Records about charts and figures:
►

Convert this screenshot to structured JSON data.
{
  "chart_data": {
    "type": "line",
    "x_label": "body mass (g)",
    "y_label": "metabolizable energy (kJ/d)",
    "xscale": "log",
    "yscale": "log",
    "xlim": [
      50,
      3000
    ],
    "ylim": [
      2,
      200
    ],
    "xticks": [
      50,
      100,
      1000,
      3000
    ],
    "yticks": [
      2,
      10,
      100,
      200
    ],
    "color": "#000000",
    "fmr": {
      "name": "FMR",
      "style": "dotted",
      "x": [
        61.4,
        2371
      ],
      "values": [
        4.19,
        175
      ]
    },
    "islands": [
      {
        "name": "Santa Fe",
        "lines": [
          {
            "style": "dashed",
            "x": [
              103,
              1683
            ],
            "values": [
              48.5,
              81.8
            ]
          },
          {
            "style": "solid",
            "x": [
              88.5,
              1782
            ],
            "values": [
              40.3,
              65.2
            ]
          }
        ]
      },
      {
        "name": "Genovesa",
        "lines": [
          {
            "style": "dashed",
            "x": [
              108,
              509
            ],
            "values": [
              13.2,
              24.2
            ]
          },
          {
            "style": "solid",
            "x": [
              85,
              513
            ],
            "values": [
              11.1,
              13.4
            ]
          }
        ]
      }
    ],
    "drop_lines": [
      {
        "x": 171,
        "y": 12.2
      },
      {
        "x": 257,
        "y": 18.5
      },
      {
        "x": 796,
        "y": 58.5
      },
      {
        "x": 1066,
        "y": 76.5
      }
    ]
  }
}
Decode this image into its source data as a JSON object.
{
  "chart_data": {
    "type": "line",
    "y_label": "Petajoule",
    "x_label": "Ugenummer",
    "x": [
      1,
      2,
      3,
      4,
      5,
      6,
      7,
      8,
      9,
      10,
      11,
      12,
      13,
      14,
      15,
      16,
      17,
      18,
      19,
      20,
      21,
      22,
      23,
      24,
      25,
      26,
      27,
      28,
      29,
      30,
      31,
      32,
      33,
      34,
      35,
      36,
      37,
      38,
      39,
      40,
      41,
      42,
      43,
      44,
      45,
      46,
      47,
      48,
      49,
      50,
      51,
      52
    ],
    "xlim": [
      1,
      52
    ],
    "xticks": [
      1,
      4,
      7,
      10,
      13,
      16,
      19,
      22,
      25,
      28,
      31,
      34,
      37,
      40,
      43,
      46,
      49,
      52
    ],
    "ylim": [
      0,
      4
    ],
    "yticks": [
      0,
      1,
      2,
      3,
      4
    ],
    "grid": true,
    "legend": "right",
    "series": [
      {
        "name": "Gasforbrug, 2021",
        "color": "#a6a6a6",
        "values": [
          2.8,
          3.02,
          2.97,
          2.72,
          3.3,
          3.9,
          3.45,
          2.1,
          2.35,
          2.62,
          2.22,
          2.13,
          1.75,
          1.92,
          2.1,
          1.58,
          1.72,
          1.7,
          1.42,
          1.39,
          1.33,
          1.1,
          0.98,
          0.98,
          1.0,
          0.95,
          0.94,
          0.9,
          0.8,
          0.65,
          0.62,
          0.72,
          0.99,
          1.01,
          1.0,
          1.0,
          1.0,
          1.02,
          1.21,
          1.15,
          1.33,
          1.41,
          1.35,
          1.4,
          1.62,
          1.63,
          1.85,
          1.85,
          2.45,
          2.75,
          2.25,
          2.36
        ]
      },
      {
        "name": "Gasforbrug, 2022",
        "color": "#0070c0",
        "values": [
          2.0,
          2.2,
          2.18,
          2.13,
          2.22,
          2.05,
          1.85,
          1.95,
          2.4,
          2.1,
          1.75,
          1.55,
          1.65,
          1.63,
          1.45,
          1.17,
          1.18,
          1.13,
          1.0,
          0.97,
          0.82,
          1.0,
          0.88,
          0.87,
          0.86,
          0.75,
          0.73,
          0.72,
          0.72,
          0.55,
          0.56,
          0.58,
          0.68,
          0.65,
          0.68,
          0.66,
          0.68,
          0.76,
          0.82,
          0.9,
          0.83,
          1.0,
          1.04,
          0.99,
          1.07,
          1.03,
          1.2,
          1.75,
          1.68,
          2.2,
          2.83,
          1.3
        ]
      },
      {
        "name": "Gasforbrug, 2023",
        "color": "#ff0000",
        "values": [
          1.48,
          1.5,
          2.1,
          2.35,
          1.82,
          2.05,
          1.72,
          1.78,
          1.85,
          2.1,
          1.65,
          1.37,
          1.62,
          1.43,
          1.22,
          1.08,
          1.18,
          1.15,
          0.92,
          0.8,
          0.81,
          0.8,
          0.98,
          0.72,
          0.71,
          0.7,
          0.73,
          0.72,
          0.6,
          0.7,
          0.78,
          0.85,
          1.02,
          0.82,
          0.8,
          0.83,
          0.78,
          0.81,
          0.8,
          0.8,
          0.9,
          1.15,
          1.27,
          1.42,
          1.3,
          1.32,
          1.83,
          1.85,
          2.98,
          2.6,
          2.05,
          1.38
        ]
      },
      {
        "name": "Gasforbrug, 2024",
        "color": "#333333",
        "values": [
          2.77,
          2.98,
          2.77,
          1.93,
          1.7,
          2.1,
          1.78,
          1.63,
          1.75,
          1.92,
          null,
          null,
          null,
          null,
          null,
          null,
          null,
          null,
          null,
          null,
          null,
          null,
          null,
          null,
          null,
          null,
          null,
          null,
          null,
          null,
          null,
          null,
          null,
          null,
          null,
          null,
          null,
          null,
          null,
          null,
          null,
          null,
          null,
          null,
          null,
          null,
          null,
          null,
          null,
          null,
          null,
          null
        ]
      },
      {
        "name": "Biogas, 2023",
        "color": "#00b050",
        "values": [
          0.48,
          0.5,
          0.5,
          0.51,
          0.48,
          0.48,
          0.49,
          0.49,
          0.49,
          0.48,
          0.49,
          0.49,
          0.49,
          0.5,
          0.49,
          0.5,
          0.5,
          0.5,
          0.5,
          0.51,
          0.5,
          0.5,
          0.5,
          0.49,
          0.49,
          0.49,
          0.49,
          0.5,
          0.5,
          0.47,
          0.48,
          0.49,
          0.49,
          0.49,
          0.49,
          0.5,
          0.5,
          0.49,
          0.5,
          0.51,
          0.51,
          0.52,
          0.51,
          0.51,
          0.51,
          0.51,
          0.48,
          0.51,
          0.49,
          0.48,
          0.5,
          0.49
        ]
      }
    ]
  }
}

◄

Reproduce each record exactly as it appears.

> _Output below_
Convert this screenshot to structured JSON data.
{
  "chart_data": {
    "type": "line",
    "x_label": "body mass (g)",
    "y_label": "metabolizable energy (kJ/d)",
    "xscale": "log",
    "yscale": "log",
    "xlim": [
      50,
      3000
    ],
    "ylim": [
      2,
      200
    ],
    "xticks": [
      50,
      100,
      1000,
      3000
    ],
    "yticks": [
      2,
      10,
      100,
      200
    ],
    "color": "#000000",
    "fmr": {
      "name": "FMR",
      "style": "dotted",
      "x": [
        61.4,
        2371
      ],
      "values": [
        4.19,
        175
      ]
    },
    "islands": [
      {
        "name": "Santa Fe",
        "lines": [
          {
            "style": "dashed",
            "x": [
              103,
              1683
            ],
            "values": [
              48.5,
              81.8
            ]
          },
          {
            "style": "solid",
            "x": [
              88.5,
              1782
            ],
            "values": [
              40.3,
              65.2
            ]
          }
        ]
      },
      {
        "name": "Genovesa",
        "lines": [
          {
            "style": "dashed",
            "x": [
              108,
              509
            ],
            "values": [
              13.2,
              24.2
            ]
          },
          {
            "style": "solid",
            "x": [
              85,
              513
            ],
            "values": [
              11.1,
              13.4
            ]
          }
        ]
      }
    ],
    "drop_lines": [
      {
        "x": 171,
        "y": 12.2
      },
      {
        "x": 257,
        "y": 18.5
      },
      {
        "x": 796,
        "y": 58.5
      },
      {
        "x": 1066,
        "y": 76.5
      }
    ]
  }
}
Decode this image into its source data as a JSON object.
{
  "chart_data": {
    "type": "line",
    "y_label": "Petajoule",
    "x_label": "Ugenummer",
    "x": [
      1,
      2,
      3,
      4,
      5,
      6,
      7,
      8,
      9,
      10,
      11,
      12,
      13,
      14,
      15,
      16,
      17,
      18,
      19,
      20,
      21,
      22,
      23,
      24,
      25,
      26,
      27,
      28,
      29,
      30,
      31,
      32,
      33,
      34,
      35,
      36,
      37,
      38,
      39,
      40,
      41,
      42,
      43,
      44,
      45,
      46,
      47,
      48,
      49,
      50,
      51,
      52
    ],
    "xlim": [
      1,
      52
    ],
    "xticks": [
      1,
      4,
      7,
      10,
      13,
      16,
      19,
      22,
      25,
      28,
      31,
      34,
      37,
      40,
      43,
      46,
      49,
      52
    ],
    "ylim": [
      0,
      4
    ],
    "yticks": [
      0,
      1,
      2,
      3,
      4
    ],
    "grid": true,
    "legend": "right",
    "series": [
      {
        "name": "Gasforbrug, 2021",
        "color": "#a6a6a6",
        "values": [
          2.8,
          3.02,
          2.97,
          2.72,
          3.3,
          3.9,
          3.45,
          2.1,
          2.35,
          2.62,
          2.22,
          2.13,
          1.75,
          1.92,
          2.1,
          1.58,
          1.72,
          1.7,
          1.42,
          1.39,
          1.33,
          1.1,
          0.98,
          0.98,
          1.0,
          0.95,
          0.94,
          0.9,
          0.8,
          0.65,
          0.62,
          0.72,
          0.99,
          1.01,
          1.0,
          1.0,
          1.0,
          1.02,
          1.21,
          1.15,
          1.33,
          1.41,
          1.35,
          1.4,
          1.62,
          1.63,
          1.85,
          1.85,
          2.45,
          2.75,
          2.25,
          2.36
        ]
      },
      {
        "name": "Gasforbrug, 2022",
        "color": "#0070c0",
        "values": [
          2.0,
          2.2,
          2.18,
          2.13,
          2.22,
          2.05,
          1.85,
          1.95,
          2.4,
          2.1,
          1.75,
          1.55,
          1.65,
          1.63,
          1.45,
          1.17,
          1.18,
          1.13,
          1.0,
          0.97,
          0.82,
          1.0,
          0.88,
          0.87,
          0.86,
          0.75,
          0.73,
          0.72,
          0.72,
          0.55,
          0.56,
          0.58,
          0.68,
          0.65,
          0.68,
          0.66,
          0.68,
          0.76,
          0.82,
          0.9,
          0.83,
          1.0,
          1.04,
          0.99,
          1.07,
          1.03,
          1.2,
          1.75,
          1.68,
          2.2,
          2.83,
          1.3
        ]
      },
      {
        "name": "Gasforbrug, 2023",
        "color": "#ff0000",
        "values": [
          1.48,
          1.5,
          2.1,
          2.35,
          1.82,
          2.05,
          1.72,
          1.78,
          1.85,
          2.1,
          1.65,
          1.37,
          1.62,
          1.43,
          1.22,
          1.08,
          1.18,
          1.15,
          0.92,
          0.8,
          0.81,
          0.8,
          0.98,
          0.72,
          0.71,
          0.7,
          0.73,
          0.72,
          0.6,
          0.7,
          0.78,
          0.85,
          1.02,
          0.82,
          0.8,
          0.83,
          0.78,
          0.81,
          0.8,
          0.8,
          0.9,
          1.15,
          1.27,
          1.42,
          1.3,
          1.32,
          1.83,
          1.85,
          2.98,
          2.6,
          2.05,
          1.38
        ]
      },
      {
        "name": "Gasforbrug, 2024",
        "color": "#333333",
        "values": [
          2.77,
          2.98,
          2.77,
          1.93,
          1.7,
          2.1,
          1.78,
          1.63,
          1.75,
          1.92,
          null,
          null,
          null,
          null,
          null,
          null,
          null,
          null,
          null,
          null,
          null,
          null,
          null,
          null,
          null,
          null,
          null,
          null,
          null,
          null,
          null,
          null,
          null,
          null,
          null,
          null,
          null,
          null,
          null,
          null,
          null,
          null,
          null,
          null,
          null,
          null,
          null,
          null,
          null,
          null,
          null,
          null
        ]
      },
      {
        "name": "Biogas, 2023",
        "color": "#00b050",
        "values": [
          0.48,
          0.5,
          0.5,
          0.51,
          0.48,
          0.48,
          0.49,
          0.49,
          0.49,
          0.48,
          0.49,
          0.49,
          0.49,
          0.5,
          0.49,
          0.5,
          0.5,
          0.5,
          0.5,
          0.51,
          0.5,
          0.5,
          0.5,
          0.49,
          0.49,
          0.49,
          0.49,
          0.5,
          0.5,
          0.47,
          0.48,
          0.49,
          0.49,
          0.49,
          0.49,
          0.5,
          0.5,
          0.49,
          0.5,
          0.51,
          0.51,
          0.52,
          0.51,
          0.51,
          0.51,
          0.51,
          0.48,
          0.51,
          0.49,
          0.48,
          0.5,
          0.49
        ]
      }
    ]
  }
}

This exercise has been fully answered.